### DIRECTIVE:
Look through the data below and work out how many lines contain the string "this". Give the number alone.

• • • • •

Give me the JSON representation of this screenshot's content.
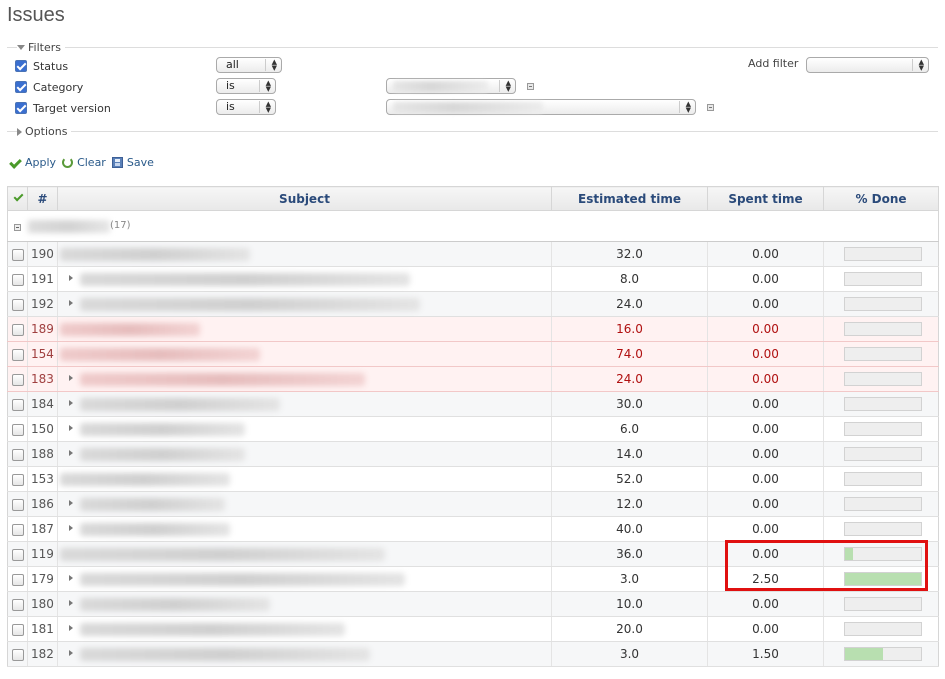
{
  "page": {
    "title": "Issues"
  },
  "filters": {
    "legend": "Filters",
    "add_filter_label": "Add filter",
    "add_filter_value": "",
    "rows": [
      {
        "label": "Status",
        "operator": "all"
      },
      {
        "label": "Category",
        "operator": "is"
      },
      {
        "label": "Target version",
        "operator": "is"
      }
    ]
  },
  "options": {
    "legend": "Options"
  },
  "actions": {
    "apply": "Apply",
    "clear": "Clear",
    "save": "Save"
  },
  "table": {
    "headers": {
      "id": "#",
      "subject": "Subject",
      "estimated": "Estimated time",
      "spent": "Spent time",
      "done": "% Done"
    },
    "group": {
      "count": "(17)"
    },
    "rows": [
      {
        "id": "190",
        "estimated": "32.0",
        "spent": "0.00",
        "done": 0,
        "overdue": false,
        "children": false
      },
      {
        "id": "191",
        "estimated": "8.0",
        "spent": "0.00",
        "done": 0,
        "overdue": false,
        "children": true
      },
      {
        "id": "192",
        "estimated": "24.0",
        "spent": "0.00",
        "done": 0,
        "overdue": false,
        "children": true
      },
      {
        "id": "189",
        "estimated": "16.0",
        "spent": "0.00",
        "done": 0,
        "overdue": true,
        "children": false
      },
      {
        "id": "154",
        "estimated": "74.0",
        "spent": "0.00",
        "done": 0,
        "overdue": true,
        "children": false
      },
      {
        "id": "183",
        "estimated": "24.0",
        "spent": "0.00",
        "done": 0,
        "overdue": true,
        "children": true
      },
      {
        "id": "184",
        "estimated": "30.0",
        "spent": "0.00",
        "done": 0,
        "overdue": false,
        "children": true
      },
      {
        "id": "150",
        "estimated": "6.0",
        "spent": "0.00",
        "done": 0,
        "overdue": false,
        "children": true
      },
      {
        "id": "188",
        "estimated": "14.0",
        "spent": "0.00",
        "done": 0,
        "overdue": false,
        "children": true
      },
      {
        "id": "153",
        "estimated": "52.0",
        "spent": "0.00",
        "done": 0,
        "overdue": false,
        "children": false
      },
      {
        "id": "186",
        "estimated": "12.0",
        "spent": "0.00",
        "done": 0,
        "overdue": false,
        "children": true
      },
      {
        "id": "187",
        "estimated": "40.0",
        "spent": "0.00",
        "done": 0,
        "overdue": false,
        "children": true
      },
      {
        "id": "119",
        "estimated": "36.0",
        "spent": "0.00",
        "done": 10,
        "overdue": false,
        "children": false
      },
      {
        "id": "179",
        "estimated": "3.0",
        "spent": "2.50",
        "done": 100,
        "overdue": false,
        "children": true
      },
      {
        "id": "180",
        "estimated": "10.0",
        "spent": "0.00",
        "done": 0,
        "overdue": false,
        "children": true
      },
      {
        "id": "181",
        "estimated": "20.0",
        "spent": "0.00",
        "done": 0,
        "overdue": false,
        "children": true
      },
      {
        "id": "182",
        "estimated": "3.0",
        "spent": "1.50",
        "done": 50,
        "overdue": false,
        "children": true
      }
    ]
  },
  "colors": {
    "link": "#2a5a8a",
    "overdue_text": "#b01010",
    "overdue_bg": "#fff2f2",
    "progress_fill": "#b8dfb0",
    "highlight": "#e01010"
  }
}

• • • • •

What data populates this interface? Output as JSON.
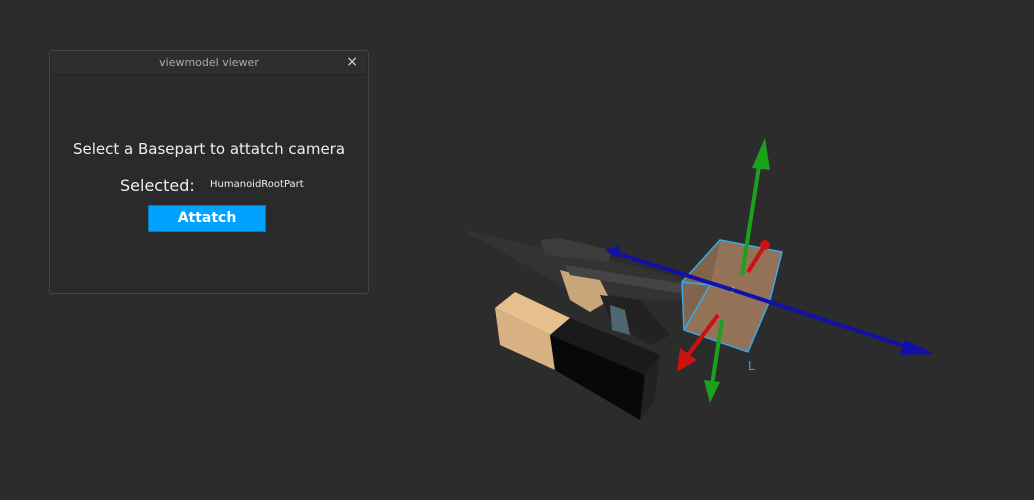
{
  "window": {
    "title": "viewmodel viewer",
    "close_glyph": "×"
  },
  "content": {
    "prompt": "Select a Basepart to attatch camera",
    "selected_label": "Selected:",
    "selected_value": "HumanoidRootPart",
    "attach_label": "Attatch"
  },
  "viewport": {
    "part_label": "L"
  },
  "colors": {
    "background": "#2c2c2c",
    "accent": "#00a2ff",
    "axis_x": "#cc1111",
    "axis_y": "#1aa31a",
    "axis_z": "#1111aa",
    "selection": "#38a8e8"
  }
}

• • • • •

### FULL OUTPUT:
2